* Directions for this task
Would you output the whole listing below, exactly as it reads?

--- Start Data for this task ---

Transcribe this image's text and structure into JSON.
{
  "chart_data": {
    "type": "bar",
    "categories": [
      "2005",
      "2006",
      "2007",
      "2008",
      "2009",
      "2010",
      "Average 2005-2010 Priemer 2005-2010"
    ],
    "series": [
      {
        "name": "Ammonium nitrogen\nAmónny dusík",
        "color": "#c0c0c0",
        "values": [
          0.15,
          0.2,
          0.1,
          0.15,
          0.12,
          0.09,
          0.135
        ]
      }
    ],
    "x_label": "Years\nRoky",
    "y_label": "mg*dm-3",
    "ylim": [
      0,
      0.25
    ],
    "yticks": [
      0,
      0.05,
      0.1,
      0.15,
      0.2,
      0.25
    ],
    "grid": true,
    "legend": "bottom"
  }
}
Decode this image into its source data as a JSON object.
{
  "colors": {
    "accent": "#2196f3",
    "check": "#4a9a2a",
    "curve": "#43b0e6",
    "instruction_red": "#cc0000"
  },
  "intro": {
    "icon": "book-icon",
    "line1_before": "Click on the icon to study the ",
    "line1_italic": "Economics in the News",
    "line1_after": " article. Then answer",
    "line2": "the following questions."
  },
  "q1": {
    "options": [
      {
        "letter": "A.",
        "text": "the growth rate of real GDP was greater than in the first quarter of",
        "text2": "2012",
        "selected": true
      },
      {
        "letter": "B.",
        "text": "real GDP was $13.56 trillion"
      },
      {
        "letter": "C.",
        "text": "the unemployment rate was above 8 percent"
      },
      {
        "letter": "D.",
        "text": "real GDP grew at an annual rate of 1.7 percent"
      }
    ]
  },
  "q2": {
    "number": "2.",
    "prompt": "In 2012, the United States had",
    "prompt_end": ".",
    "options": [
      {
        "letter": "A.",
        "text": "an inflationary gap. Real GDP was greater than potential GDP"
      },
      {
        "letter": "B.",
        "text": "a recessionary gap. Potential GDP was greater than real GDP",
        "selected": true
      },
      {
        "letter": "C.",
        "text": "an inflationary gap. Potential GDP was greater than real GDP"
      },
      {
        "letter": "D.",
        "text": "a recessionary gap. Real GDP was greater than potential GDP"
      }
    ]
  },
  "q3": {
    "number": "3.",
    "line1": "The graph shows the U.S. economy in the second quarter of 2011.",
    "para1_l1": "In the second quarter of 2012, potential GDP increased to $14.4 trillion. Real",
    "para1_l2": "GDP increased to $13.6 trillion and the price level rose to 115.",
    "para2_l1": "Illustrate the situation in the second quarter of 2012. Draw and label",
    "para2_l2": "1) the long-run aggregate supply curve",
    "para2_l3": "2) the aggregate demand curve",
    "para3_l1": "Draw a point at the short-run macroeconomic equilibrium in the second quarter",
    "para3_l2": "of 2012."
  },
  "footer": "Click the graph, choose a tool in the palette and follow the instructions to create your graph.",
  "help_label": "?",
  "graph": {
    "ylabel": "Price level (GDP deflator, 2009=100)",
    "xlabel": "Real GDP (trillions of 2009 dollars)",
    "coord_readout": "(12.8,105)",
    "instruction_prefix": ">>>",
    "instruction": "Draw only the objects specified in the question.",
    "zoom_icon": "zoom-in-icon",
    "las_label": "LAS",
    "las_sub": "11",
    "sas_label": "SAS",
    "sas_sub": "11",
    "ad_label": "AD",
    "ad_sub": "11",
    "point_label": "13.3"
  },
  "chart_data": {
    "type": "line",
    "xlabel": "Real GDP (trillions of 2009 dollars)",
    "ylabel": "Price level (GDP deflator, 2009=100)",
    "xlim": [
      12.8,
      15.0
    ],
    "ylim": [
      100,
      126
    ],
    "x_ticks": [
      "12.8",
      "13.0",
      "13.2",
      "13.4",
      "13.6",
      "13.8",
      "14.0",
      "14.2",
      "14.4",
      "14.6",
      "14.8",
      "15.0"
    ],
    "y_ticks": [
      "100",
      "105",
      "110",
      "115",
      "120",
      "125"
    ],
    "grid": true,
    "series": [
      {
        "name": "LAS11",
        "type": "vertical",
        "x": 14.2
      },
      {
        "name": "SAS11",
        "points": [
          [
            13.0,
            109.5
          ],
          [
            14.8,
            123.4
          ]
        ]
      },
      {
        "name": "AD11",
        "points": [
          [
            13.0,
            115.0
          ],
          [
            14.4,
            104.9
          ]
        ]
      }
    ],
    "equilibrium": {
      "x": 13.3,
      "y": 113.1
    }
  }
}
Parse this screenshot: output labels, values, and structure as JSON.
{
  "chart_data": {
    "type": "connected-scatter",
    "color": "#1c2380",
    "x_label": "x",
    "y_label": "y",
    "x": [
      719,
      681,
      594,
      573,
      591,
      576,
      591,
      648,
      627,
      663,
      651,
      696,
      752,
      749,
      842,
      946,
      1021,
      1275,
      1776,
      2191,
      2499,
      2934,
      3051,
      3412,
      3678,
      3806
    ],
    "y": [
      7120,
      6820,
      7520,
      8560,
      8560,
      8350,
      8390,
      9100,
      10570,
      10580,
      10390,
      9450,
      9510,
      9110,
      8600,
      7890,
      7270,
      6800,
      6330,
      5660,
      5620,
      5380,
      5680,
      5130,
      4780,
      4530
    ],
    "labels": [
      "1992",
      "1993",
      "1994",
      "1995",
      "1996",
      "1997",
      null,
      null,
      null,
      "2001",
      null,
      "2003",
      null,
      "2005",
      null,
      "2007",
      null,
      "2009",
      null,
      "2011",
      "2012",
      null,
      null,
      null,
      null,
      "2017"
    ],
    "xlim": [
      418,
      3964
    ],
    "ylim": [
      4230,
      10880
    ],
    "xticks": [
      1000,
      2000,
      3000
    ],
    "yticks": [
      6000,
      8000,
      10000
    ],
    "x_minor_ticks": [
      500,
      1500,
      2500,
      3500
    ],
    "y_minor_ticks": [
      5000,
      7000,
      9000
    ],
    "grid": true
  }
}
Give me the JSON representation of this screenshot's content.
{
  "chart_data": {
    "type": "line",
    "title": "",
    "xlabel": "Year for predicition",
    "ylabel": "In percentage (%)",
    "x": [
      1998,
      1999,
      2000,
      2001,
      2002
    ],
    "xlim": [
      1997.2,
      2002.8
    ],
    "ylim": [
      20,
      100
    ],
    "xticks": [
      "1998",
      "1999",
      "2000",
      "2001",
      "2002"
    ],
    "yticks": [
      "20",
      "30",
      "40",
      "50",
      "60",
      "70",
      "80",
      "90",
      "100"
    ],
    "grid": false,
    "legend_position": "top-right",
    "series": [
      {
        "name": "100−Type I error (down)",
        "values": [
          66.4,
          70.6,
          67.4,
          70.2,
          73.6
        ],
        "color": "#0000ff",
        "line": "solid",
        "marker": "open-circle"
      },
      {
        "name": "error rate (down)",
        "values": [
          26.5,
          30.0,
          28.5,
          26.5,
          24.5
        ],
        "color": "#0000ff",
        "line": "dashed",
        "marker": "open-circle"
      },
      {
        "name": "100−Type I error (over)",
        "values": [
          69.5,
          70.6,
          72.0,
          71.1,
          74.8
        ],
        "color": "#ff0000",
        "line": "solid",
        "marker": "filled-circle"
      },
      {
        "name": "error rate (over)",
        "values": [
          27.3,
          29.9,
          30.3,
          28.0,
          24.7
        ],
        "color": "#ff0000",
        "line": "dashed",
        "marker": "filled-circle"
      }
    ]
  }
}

--- End Data for this task ---

* Exercise solution
Transcribe this image's text and structure into JSON.
{
  "chart_data": {
    "type": "bar",
    "categories": [
      "2005",
      "2006",
      "2007",
      "2008",
      "2009",
      "2010",
      "Average 2005-2010 Priemer 2005-2010"
    ],
    "series": [
      {
        "name": "Ammonium nitrogen\nAmónny dusík",
        "color": "#c0c0c0",
        "values": [
          0.15,
          0.2,
          0.1,
          0.15,
          0.12,
          0.09,
          0.135
        ]
      }
    ],
    "x_label": "Years\nRoky",
    "y_label": "mg*dm-3",
    "ylim": [
      0,
      0.25
    ],
    "yticks": [
      0,
      0.05,
      0.1,
      0.15,
      0.2,
      0.25
    ],
    "grid": true,
    "legend": "bottom"
  }
}
Decode this image into its source data as a JSON object.
{
  "colors": {
    "accent": "#2196f3",
    "check": "#4a9a2a",
    "curve": "#43b0e6",
    "instruction_red": "#cc0000"
  },
  "intro": {
    "icon": "book-icon",
    "line1_before": "Click on the icon to study the ",
    "line1_italic": "Economics in the News",
    "line1_after": " article. Then answer",
    "line2": "the following questions."
  },
  "q1": {
    "options": [
      {
        "letter": "A.",
        "text": "the growth rate of real GDP was greater than in the first quarter of",
        "text2": "2012",
        "selected": true
      },
      {
        "letter": "B.",
        "text": "real GDP was $13.56 trillion"
      },
      {
        "letter": "C.",
        "text": "the unemployment rate was above 8 percent"
      },
      {
        "letter": "D.",
        "text": "real GDP grew at an annual rate of 1.7 percent"
      }
    ]
  },
  "q2": {
    "number": "2.",
    "prompt": "In 2012, the United States had",
    "prompt_end": ".",
    "options": [
      {
        "letter": "A.",
        "text": "an inflationary gap. Real GDP was greater than potential GDP"
      },
      {
        "letter": "B.",
        "text": "a recessionary gap. Potential GDP was greater than real GDP",
        "selected": true
      },
      {
        "letter": "C.",
        "text": "an inflationary gap. Potential GDP was greater than real GDP"
      },
      {
        "letter": "D.",
        "text": "a recessionary gap. Real GDP was greater than potential GDP"
      }
    ]
  },
  "q3": {
    "number": "3.",
    "line1": "The graph shows the U.S. economy in the second quarter of 2011.",
    "para1_l1": "In the second quarter of 2012, potential GDP increased to $14.4 trillion. Real",
    "para1_l2": "GDP increased to $13.6 trillion and the price level rose to 115.",
    "para2_l1": "Illustrate the situation in the second quarter of 2012. Draw and label",
    "para2_l2": "1) the long-run aggregate supply curve",
    "para2_l3": "2) the aggregate demand curve",
    "para3_l1": "Draw a point at the short-run macroeconomic equilibrium in the second quarter",
    "para3_l2": "of 2012."
  },
  "footer": "Click the graph, choose a tool in the palette and follow the instructions to create your graph.",
  "help_label": "?",
  "graph": {
    "ylabel": "Price level (GDP deflator, 2009=100)",
    "xlabel": "Real GDP (trillions of 2009 dollars)",
    "coord_readout": "(12.8,105)",
    "instruction_prefix": ">>>",
    "instruction": "Draw only the objects specified in the question.",
    "zoom_icon": "zoom-in-icon",
    "las_label": "LAS",
    "las_sub": "11",
    "sas_label": "SAS",
    "sas_sub": "11",
    "ad_label": "AD",
    "ad_sub": "11",
    "point_label": "13.3"
  },
  "chart_data": {
    "type": "line",
    "xlabel": "Real GDP (trillions of 2009 dollars)",
    "ylabel": "Price level (GDP deflator, 2009=100)",
    "xlim": [
      12.8,
      15.0
    ],
    "ylim": [
      100,
      126
    ],
    "x_ticks": [
      "12.8",
      "13.0",
      "13.2",
      "13.4",
      "13.6",
      "13.8",
      "14.0",
      "14.2",
      "14.4",
      "14.6",
      "14.8",
      "15.0"
    ],
    "y_ticks": [
      "100",
      "105",
      "110",
      "115",
      "120",
      "125"
    ],
    "grid": true,
    "series": [
      {
        "name": "LAS11",
        "type": "vertical",
        "x": 14.2
      },
      {
        "name": "SAS11",
        "points": [
          [
            13.0,
            109.5
          ],
          [
            14.8,
            123.4
          ]
        ]
      },
      {
        "name": "AD11",
        "points": [
          [
            13.0,
            115.0
          ],
          [
            14.4,
            104.9
          ]
        ]
      }
    ],
    "equilibrium": {
      "x": 13.3,
      "y": 113.1
    }
  }
}
Parse this screenshot: output labels, values, and structure as JSON.
{
  "chart_data": {
    "type": "connected-scatter",
    "color": "#1c2380",
    "x_label": "x",
    "y_label": "y",
    "x": [
      719,
      681,
      594,
      573,
      591,
      576,
      591,
      648,
      627,
      663,
      651,
      696,
      752,
      749,
      842,
      946,
      1021,
      1275,
      1776,
      2191,
      2499,
      2934,
      3051,
      3412,
      3678,
      3806
    ],
    "y": [
      7120,
      6820,
      7520,
      8560,
      8560,
      8350,
      8390,
      9100,
      10570,
      10580,
      10390,
      9450,
      9510,
      9110,
      8600,
      7890,
      7270,
      6800,
      6330,
      5660,
      5620,
      5380,
      5680,
      5130,
      4780,
      4530
    ],
    "labels": [
      "1992",
      "1993",
      "1994",
      "1995",
      "1996",
      "1997",
      null,
      null,
      null,
      "2001",
      null,
      "2003",
      null,
      "2005",
      null,
      "2007",
      null,
      "2009",
      null,
      "2011",
      "2012",
      null,
      null,
      null,
      null,
      "2017"
    ],
    "xlim": [
      418,
      3964
    ],
    "ylim": [
      4230,
      10880
    ],
    "xticks": [
      1000,
      2000,
      3000
    ],
    "yticks": [
      6000,
      8000,
      10000
    ],
    "x_minor_ticks": [
      500,
      1500,
      2500,
      3500
    ],
    "y_minor_ticks": [
      5000,
      7000,
      9000
    ],
    "grid": true
  }
}
Give me the JSON representation of this screenshot's content.
{
  "chart_data": {
    "type": "line",
    "title": "",
    "xlabel": "Year for predicition",
    "ylabel": "In percentage (%)",
    "x": [
      1998,
      1999,
      2000,
      2001,
      2002
    ],
    "xlim": [
      1997.2,
      2002.8
    ],
    "ylim": [
      20,
      100
    ],
    "xticks": [
      "1998",
      "1999",
      "2000",
      "2001",
      "2002"
    ],
    "yticks": [
      "20",
      "30",
      "40",
      "50",
      "60",
      "70",
      "80",
      "90",
      "100"
    ],
    "grid": false,
    "legend_position": "top-right",
    "series": [
      {
        "name": "100−Type I error (down)",
        "values": [
          66.4,
          70.6,
          67.4,
          70.2,
          73.6
        ],
        "color": "#0000ff",
        "line": "solid",
        "marker": "open-circle"
      },
      {
        "name": "error rate (down)",
        "values": [
          26.5,
          30.0,
          28.5,
          26.5,
          24.5
        ],
        "color": "#0000ff",
        "line": "dashed",
        "marker": "open-circle"
      },
      {
        "name": "100−Type I error (over)",
        "values": [
          69.5,
          70.6,
          72.0,
          71.1,
          74.8
        ],
        "color": "#ff0000",
        "line": "solid",
        "marker": "filled-circle"
      },
      {
        "name": "error rate (over)",
        "values": [
          27.3,
          29.9,
          30.3,
          28.0,
          24.7
        ],
        "color": "#ff0000",
        "line": "dashed",
        "marker": "filled-circle"
      }
    ]
  }
}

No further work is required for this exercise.